• **Page extract**
<<<<
Looking at the type of characters I have for said game, it seemed like the best thing to do was to do some soul searching for a different type of experience. Now what that may be is beyond me, for the moment. I've looked at Phoenix Wright, a lot of the older adventure games, Majora's Mask, SMT Nocturne extensively, and even Ghost 'n Goblins. I've also taken time to look at various psychological films and anime to see what type of game I can draw out from, perhaps, the exploration of the human mind (Tim Schafer be damned!).
Hopefully I'll get out of this writer's block so I can FINALLY get some solid design work done. I love the characters to this new game a lot -- I really do. I think they compete very well with the VHEL characters, which is one of the reasons why I've decided to even work on this new game. Only time will tell what will become of this. Admittedly, even VHEL went through 7 years worth of re-visualizing to get right. I don't want to take another 7 years with this. >>
It was due time I created a name for the VHEL team. After weeding through all the possible names put on the table, and seeing as how I rarely like names with omnipotent meaning, I just went with what I knew was true relating to each game in development (Like VHEL and the Mad Devil series): Demons.
...or "Big Demon", in this case. =P
Not super original, but then again, what is these days?
I'm still adding art to the main developer page, so it's not quite done yet. I'm pretty sure, in time, I'll go back to the page and redesign it (a terrible habit I have with everything).
Considering I do a lot of work on a daily bases, and since I need to get back into using ModDB for the slur of work I'll have to put up on the VHEL ModDB page, I figured "hey, why not abuse the blog function for the lolz?".
So! That's what I'll be doing from now on (or until I suddenly lose interest).
>>>>
• **Required tasks**
#1 In the game-development blog post, how many years of re-visualizing did VHEL go through?
#2 Write a continuation of the game-development blog post, picking up after its final sentence.

• **Exercise data**
<<<<
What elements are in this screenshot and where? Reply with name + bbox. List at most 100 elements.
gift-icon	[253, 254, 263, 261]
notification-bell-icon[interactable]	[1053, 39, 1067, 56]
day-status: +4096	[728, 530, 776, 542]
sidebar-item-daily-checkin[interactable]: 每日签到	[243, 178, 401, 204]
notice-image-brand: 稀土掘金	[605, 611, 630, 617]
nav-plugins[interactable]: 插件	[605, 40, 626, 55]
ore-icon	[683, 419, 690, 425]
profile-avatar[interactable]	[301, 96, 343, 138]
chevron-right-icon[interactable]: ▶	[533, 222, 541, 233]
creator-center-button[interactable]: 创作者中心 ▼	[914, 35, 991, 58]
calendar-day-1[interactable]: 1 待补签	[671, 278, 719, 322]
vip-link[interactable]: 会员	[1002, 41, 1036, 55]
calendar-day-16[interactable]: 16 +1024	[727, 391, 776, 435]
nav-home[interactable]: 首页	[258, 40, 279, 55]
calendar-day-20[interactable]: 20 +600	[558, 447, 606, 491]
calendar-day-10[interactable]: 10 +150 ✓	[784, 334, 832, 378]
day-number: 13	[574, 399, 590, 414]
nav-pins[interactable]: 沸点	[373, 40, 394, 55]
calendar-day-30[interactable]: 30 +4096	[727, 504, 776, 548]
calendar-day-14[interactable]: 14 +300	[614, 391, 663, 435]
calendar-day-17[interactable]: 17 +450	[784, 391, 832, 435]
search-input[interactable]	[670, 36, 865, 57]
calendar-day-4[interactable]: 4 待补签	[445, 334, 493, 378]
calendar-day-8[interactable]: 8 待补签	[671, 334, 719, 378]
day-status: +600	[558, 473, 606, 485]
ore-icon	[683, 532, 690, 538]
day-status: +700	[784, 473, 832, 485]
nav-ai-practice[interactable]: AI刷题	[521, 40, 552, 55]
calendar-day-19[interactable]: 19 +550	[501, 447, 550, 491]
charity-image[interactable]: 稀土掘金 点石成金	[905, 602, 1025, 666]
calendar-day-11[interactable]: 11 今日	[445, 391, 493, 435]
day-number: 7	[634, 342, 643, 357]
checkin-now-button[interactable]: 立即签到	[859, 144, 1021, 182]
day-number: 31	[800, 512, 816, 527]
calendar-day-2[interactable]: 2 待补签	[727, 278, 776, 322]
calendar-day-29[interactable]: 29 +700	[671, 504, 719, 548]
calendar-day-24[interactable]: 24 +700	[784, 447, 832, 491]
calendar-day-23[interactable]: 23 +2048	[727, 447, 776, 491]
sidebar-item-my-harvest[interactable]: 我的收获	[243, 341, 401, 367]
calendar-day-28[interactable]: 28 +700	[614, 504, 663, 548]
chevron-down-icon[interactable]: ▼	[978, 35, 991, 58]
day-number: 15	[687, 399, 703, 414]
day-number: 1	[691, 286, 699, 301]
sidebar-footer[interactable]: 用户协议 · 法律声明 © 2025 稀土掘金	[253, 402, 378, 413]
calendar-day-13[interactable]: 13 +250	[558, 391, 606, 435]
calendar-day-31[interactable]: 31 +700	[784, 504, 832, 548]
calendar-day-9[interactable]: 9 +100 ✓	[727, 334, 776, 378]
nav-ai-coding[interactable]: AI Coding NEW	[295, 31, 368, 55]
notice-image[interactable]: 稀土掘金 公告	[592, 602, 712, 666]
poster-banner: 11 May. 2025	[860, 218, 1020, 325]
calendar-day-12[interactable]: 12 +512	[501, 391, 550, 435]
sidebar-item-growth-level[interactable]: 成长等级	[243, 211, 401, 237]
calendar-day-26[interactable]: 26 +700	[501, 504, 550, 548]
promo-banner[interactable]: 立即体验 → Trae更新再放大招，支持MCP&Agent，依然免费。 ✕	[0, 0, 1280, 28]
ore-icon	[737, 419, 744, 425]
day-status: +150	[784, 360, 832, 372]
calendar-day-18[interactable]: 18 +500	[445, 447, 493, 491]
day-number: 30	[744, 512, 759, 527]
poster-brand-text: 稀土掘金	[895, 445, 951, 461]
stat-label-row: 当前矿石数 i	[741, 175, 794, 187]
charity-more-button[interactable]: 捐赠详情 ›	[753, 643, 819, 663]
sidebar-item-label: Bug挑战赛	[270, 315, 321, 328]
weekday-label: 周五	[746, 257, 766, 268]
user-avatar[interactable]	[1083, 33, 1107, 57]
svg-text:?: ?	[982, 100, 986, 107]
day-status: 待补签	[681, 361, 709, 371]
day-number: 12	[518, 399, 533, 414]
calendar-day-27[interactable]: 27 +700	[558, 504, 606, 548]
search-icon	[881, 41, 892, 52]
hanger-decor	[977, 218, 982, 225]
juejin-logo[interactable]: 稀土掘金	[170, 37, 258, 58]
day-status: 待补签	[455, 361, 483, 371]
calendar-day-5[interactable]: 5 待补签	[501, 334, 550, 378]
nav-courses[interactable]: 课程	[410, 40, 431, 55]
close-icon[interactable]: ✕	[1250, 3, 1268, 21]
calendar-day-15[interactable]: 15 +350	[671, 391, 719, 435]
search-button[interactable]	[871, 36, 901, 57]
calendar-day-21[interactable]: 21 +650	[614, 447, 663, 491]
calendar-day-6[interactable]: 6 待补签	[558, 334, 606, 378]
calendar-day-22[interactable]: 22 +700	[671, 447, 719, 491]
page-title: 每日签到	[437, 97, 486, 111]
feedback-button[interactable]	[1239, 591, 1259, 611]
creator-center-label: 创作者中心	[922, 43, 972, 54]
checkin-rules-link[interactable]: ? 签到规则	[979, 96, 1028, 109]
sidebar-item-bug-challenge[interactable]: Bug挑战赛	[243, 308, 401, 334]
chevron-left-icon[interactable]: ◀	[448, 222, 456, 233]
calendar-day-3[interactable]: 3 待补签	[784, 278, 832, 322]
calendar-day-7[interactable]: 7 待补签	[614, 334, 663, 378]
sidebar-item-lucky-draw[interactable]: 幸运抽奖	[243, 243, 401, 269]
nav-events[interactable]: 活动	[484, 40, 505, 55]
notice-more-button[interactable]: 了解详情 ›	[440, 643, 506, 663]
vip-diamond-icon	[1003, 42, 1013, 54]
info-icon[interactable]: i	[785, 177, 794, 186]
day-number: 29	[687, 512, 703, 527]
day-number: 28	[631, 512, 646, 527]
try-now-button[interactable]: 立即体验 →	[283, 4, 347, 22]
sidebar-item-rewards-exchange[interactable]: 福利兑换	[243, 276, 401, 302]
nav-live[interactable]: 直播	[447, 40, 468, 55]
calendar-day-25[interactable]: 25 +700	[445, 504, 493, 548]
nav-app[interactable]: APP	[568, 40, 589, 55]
>>>>
• **Exercise results**
#1 Seven years.

#2
At the moment, I'm stuck working through a few interesting mechanics I had recently added into VHEL's design document. The idea is to have a multi-layered health system that not only encourages the player to "evade", but gives both the player and the enemy an assortment of options to tackle a particular situation. We want less one-dimensional systems that only benefit the player, and more three-dimensional systems that can enhance the gameplay experience, but also force the player to make intentional decisions within the game world. Having already reworked the stamina system several times in the past, this newest iteration doesn't exactly boost my moral too high, but it does do something that previous builds didn't do to well: change the game and FORCE situations onto both the enemy and the player.
Although I can't give away details at the moment, the latest stamina system gives valid reason to run iso and group (a fancy way of describing the separation between characters on a given map), use cloak, cunning, or combat, and give meaning to the jobs each character has. All this sounds nice and all, but whenever you have a layered health mechanic in a game, there's a lot of complex jargon that has to be clarified for the sake of player education and playability. I've leaned quite a bit on a percentage based system similar to brawl since it gives me more room to insert my own rules and create a type of "ladder" that interconnects with stamina ratios (again, I'll probably clarify all this in a VHEL update in the future =P).
Considering this isn't the only thing I need to figure out (the art and storyline still have a lot of challenges in the way), I'm surprised how much time I've dedicated to solidifying major gameplay mechanics to make them genuinely fun and indefinitely rewarding.